**** Source extract ****
I feel more fulfilled when I'm in a good healthy relationship, but it doesn't make or break my happiness.


----------



## sacred (May 25, 2009)

2. i definitely need some attention from the opposite sex once in awhile to be happy but relationships/couplings is not necessary at all to be happy imo. unless were talking the right person which i dont think there is a right person who lives up to my standards the relationship way of doing things is just a burden and source of misery and unhappiness and all kinds of bagagge.

safe and rational hedonism is where its at.


----------



## rockyraccoon (Dec 13, 2010)

1. Although I have never had a relationship with anyone or even had a girlfriend I desire greatly for a relationship. I keep telling myself that if I simply had a girlfriend it would lift me from my depression. But having social anxiety greatly impares my ability to go out and socialize. Buy I realize also the downsize of having a relationship; for example, getting dumped and then struggling to get over it. But I wouldn't just rush into a relationship with the first women I meet. I think it would take time, and we would have to express our feelings for each other, specifically announce to one another that we are transitioning from dating to a relationship. Again, I am not speaking from experience, just kind of venting how I think a relationship should unfold.


----------



## AussiePea (Mar 27, 2007)

bwidger85 said:


> Would you be so kind to explain your reasons?:yes


Well I guess I am lucky enough to have a fore-filling life in other aspects such as a growing career and decent friendships so as a result I do not find myself sitting around bored which in turn would get my mind working overtime feeling lonely and desiring a relationship to be happy.

The other problem is that every time I have gotten involved with someone just dating, I get so paranoid and insecure and my anxiety continuously slaps me over the face like a wet trout and thought of that again do not appeal to me.

That being said I do wish I could be with someone I was comfortable around and could share my life with, it is something that is missing like a big hole, but I am not desperate for it and my life will not go down the gurgler without it.


----------



## millenniumman75 (Feb 4, 2005)

Ospi said:


> Well I guess I am lucky enough to have a fore-filling life in other aspects such as a growing career and decent friendships so as a result I do not find myself sitting around bored which in turn would get my mind working overtime feeling lonely and desiring a relationship to be happy.
****
Written problem: Which usernames appear as post headings in the forum thread, and what date is shown next to each one? The rows that follow come from a separate source, not from this forum thread.
**** Listed records ****
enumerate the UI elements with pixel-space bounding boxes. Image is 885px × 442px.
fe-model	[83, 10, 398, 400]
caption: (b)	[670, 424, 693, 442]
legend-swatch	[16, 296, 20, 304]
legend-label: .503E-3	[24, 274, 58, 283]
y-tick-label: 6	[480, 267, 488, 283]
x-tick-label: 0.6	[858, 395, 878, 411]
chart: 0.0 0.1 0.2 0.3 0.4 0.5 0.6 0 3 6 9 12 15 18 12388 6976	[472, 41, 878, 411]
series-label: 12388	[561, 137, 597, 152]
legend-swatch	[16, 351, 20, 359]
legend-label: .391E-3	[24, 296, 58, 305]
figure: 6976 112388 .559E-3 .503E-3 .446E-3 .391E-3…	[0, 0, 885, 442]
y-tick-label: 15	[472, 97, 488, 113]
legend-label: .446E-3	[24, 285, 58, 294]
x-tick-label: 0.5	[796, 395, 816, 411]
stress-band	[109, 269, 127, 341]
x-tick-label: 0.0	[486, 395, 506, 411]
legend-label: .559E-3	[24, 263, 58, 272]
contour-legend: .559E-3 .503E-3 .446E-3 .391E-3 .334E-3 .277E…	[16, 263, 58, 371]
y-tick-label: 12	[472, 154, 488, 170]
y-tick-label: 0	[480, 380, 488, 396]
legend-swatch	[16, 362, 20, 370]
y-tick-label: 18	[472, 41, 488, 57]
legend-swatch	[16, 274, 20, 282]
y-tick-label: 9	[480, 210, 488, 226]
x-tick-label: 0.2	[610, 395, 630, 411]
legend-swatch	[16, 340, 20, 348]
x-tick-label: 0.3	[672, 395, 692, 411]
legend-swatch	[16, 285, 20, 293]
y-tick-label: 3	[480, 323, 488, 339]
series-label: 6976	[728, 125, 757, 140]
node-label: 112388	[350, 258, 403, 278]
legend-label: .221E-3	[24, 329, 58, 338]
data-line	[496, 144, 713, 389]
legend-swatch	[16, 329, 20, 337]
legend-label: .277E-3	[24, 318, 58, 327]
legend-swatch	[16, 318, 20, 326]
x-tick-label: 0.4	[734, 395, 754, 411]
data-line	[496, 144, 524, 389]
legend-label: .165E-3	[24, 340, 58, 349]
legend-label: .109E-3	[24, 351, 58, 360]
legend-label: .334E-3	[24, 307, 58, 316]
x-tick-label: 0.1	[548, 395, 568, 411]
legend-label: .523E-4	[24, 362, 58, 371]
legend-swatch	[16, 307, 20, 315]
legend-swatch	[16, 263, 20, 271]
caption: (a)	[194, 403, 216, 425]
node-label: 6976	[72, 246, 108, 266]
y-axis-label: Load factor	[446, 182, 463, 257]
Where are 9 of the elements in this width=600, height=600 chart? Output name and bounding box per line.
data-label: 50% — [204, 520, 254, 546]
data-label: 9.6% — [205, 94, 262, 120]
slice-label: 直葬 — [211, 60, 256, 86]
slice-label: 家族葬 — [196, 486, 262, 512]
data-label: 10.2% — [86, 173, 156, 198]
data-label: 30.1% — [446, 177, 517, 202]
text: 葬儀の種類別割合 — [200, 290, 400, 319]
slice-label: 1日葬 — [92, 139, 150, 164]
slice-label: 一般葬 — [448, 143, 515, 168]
****
Final answer:
sacred (May 25, 2009)
rockyraccoon (Dec 13, 2010)
AussiePea (Mar 27, 2007)
millenniumman75 (Feb 4, 2005)